Exercise details:
Below is a listing. Copy each line of it that holds the word "velat".

Data provided:
· · ·

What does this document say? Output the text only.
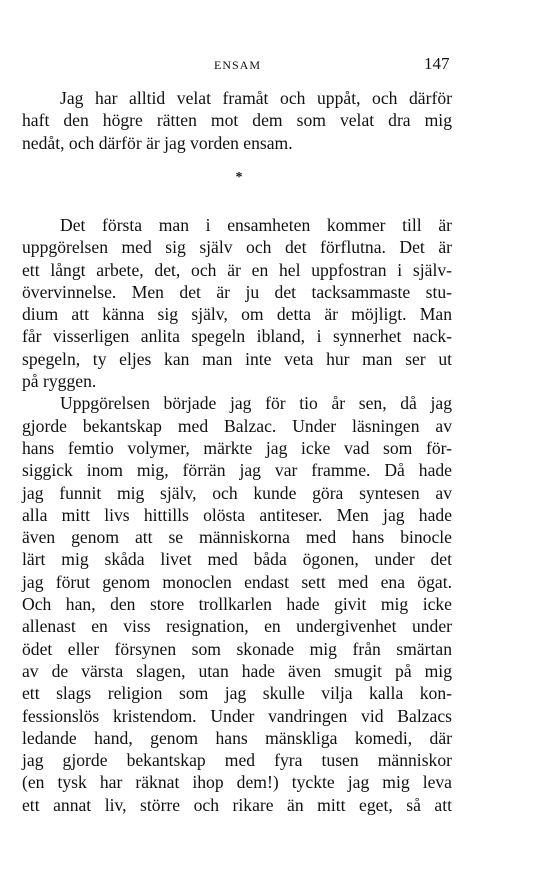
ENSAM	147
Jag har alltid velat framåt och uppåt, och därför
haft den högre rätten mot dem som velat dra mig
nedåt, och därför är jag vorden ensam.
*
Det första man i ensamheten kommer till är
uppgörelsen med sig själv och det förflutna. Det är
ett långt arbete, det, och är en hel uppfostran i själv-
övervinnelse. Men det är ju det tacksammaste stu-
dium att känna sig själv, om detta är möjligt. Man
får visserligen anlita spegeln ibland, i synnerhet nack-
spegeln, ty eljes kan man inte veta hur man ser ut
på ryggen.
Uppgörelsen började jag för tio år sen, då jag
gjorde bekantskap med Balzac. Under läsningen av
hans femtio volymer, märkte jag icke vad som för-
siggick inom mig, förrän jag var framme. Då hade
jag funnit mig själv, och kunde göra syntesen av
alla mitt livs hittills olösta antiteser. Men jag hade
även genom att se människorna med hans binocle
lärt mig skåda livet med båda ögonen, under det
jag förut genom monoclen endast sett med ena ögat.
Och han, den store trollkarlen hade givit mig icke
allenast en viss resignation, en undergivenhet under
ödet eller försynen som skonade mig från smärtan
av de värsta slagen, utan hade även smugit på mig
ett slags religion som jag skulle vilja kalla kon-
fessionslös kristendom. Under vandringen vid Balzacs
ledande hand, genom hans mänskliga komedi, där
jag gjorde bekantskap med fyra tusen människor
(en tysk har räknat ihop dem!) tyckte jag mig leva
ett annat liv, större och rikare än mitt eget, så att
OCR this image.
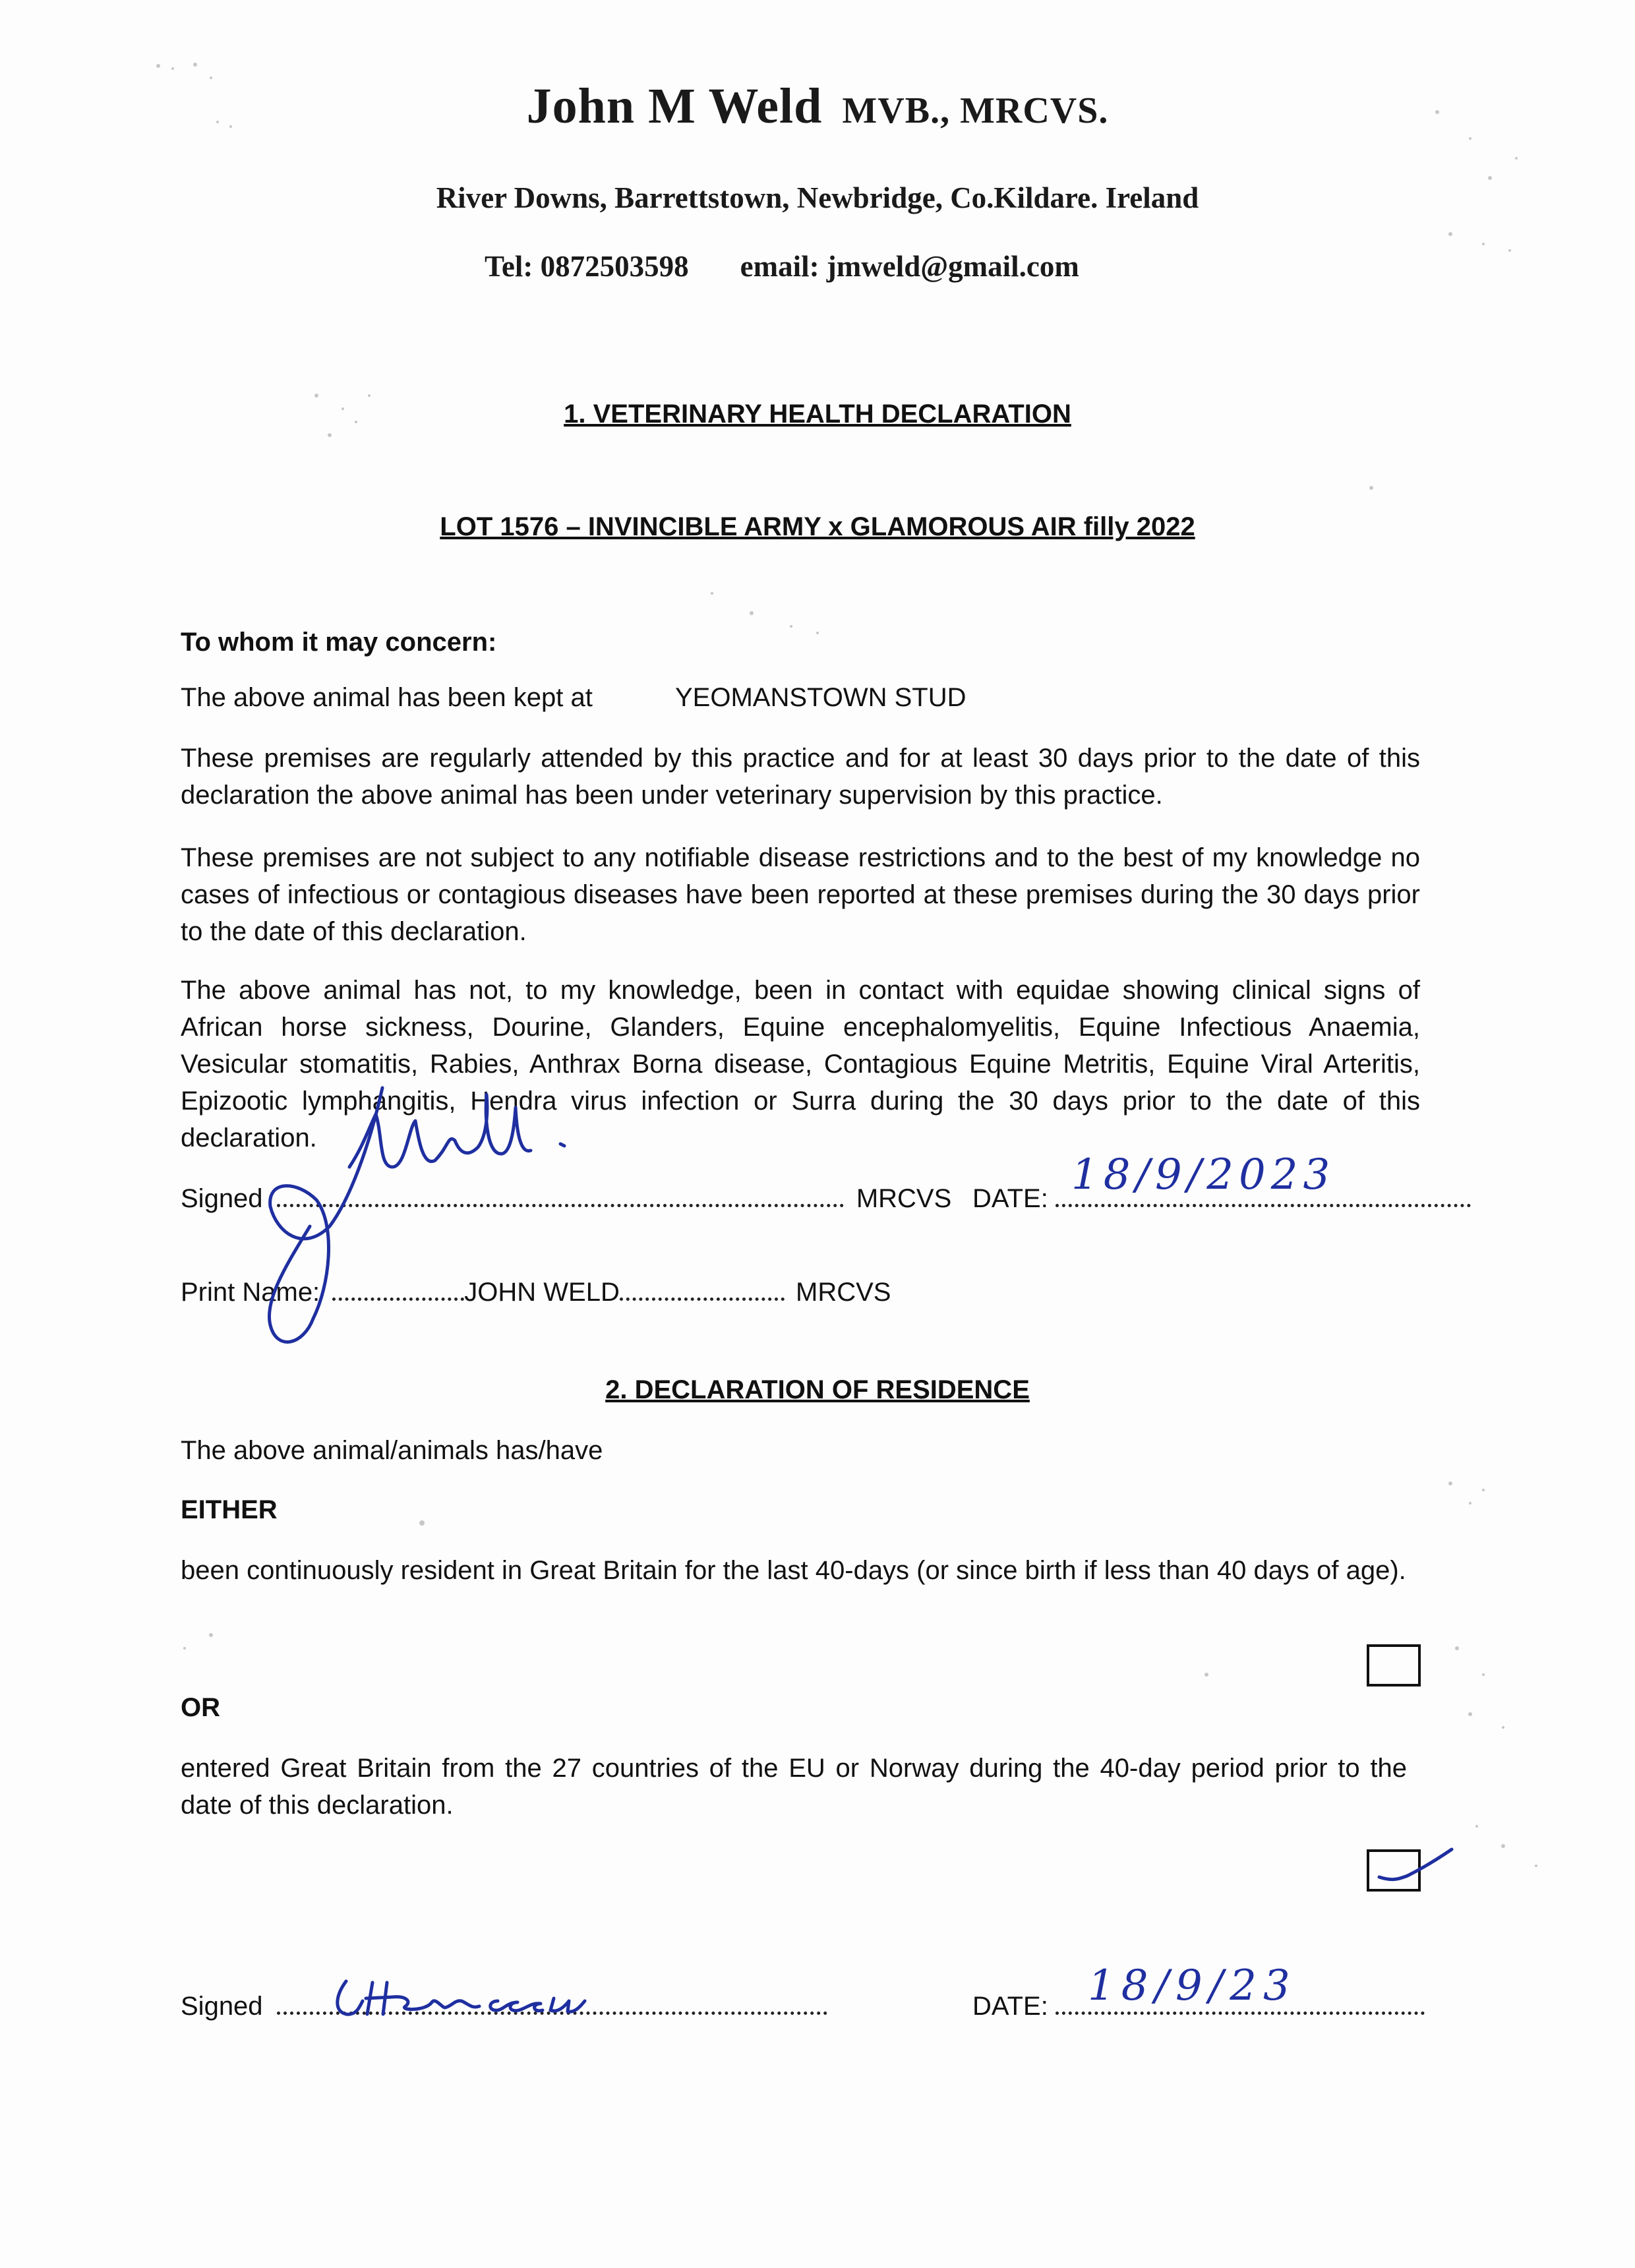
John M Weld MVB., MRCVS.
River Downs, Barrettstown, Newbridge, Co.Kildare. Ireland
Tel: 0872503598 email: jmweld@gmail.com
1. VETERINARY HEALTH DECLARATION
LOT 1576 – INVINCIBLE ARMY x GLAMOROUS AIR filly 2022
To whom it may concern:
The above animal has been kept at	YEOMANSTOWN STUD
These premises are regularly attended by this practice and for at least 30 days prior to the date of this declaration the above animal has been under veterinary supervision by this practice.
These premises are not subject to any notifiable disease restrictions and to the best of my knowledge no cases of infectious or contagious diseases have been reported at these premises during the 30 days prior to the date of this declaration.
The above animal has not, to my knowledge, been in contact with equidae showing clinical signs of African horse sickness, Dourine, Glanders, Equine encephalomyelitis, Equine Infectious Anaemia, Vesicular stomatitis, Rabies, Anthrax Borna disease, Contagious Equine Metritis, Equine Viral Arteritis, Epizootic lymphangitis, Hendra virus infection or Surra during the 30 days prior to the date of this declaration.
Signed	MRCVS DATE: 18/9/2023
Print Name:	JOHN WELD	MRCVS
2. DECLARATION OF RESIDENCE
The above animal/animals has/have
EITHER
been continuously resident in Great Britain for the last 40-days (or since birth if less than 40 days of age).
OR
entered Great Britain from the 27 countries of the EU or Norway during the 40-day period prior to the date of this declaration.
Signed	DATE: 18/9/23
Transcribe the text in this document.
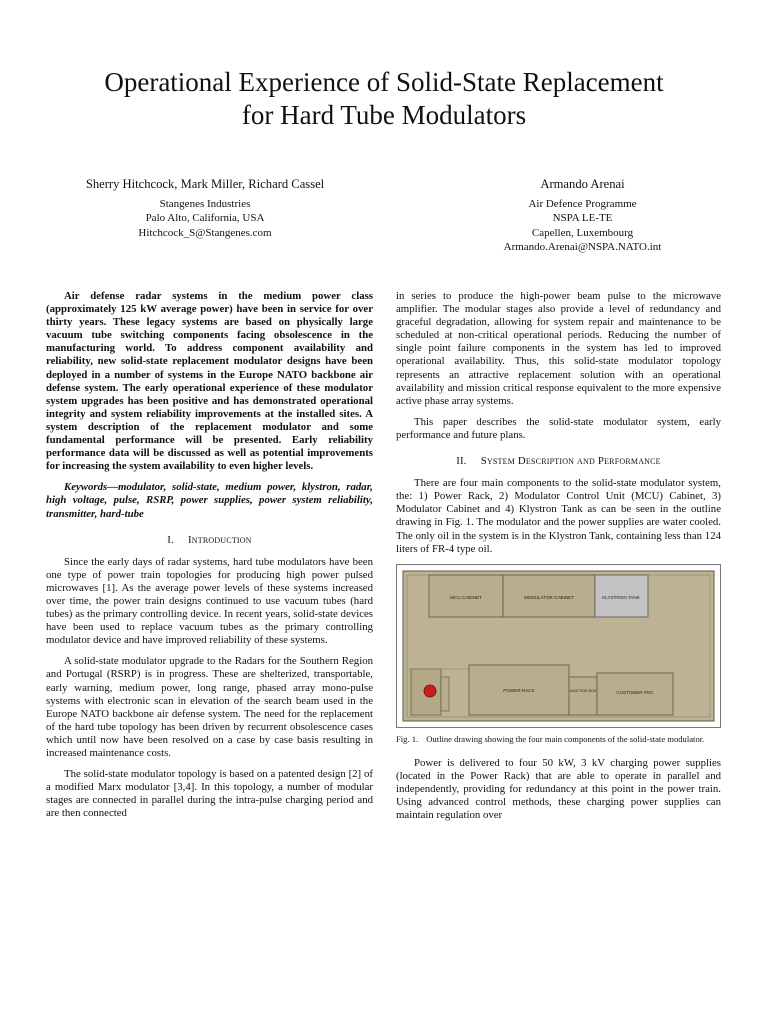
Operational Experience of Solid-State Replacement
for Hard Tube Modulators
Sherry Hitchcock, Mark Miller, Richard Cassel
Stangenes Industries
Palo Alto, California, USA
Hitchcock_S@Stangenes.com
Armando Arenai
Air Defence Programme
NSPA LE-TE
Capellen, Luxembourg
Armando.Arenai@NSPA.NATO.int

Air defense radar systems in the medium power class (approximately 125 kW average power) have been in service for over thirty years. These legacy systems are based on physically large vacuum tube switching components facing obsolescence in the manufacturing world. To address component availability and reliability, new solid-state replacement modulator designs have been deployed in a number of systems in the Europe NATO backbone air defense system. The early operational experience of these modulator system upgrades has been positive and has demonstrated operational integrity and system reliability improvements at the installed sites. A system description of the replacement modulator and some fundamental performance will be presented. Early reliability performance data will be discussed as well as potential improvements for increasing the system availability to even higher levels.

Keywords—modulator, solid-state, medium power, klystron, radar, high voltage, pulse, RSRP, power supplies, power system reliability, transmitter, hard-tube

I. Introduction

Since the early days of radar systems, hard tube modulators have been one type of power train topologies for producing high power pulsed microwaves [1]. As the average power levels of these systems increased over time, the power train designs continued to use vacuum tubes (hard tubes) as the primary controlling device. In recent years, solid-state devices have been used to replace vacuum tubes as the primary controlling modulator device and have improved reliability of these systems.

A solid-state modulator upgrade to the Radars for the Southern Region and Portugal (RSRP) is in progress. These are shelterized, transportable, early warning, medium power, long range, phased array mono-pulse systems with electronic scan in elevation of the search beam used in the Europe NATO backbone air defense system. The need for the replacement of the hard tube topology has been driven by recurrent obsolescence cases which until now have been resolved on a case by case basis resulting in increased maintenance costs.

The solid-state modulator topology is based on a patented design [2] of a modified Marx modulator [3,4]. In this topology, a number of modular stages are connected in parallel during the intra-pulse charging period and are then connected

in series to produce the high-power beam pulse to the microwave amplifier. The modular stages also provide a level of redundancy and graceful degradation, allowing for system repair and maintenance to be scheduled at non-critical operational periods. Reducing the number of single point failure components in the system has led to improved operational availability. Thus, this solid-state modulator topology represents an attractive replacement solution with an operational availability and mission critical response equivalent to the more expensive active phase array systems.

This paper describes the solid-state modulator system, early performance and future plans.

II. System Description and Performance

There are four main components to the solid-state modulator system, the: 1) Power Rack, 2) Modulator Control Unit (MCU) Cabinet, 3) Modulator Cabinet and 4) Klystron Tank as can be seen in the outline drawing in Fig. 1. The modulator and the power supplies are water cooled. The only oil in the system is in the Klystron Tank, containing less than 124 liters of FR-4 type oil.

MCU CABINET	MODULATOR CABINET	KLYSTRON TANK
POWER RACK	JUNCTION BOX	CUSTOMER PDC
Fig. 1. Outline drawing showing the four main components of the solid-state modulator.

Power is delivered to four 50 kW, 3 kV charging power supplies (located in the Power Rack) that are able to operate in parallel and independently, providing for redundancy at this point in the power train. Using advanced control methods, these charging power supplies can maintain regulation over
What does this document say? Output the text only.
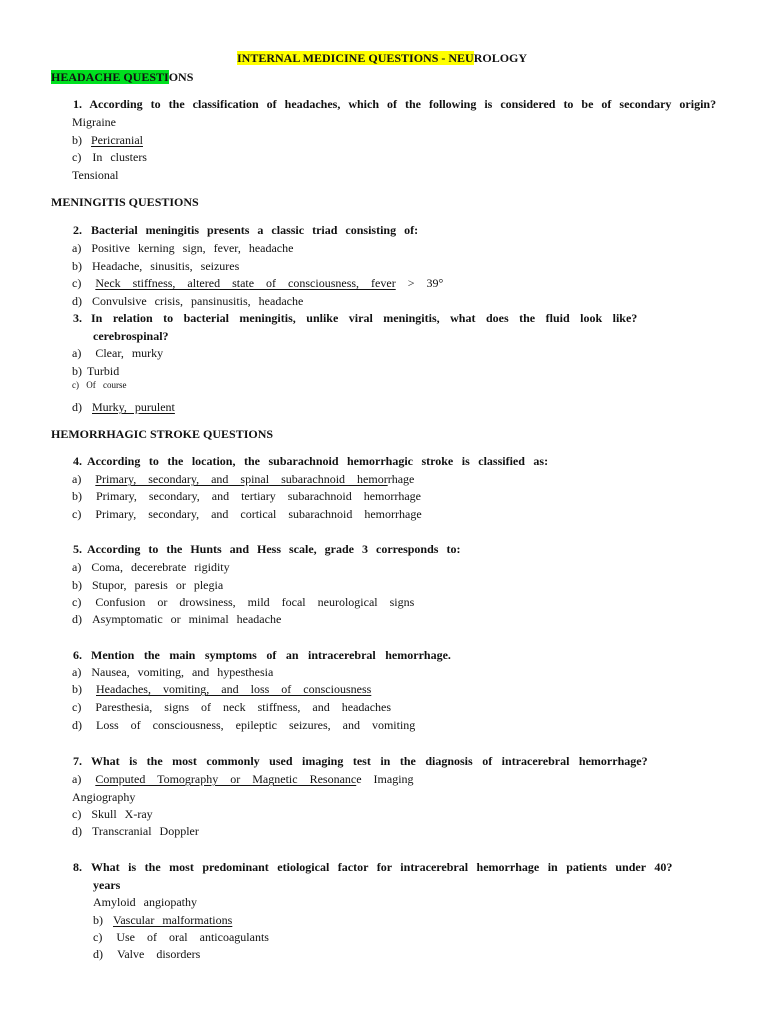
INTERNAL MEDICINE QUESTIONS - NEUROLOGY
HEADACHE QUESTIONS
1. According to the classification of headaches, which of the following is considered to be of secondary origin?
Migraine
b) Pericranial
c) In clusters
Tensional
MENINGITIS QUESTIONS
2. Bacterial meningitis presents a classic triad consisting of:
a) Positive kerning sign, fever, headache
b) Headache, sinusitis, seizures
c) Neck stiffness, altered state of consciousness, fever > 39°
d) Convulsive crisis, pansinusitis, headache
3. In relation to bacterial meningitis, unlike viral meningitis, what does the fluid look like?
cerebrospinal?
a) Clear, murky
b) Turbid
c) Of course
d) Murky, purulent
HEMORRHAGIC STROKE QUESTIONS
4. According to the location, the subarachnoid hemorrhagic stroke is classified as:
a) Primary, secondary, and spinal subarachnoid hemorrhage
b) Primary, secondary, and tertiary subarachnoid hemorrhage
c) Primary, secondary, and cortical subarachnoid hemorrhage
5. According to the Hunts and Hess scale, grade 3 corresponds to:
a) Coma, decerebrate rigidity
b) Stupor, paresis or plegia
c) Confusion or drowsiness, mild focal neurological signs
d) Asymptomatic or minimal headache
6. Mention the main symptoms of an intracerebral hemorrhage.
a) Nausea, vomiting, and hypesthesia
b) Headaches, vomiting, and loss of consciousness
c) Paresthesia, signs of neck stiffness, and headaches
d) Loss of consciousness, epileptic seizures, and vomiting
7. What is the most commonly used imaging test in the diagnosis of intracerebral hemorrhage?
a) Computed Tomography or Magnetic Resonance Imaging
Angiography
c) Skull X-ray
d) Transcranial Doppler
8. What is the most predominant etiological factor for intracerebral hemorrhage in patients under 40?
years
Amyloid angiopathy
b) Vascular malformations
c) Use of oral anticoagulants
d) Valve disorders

· · ·

Finished exercise:
Jag har alltid velat framåt och uppåt, och därför
haft den högre rätten mot dem som velat dra mig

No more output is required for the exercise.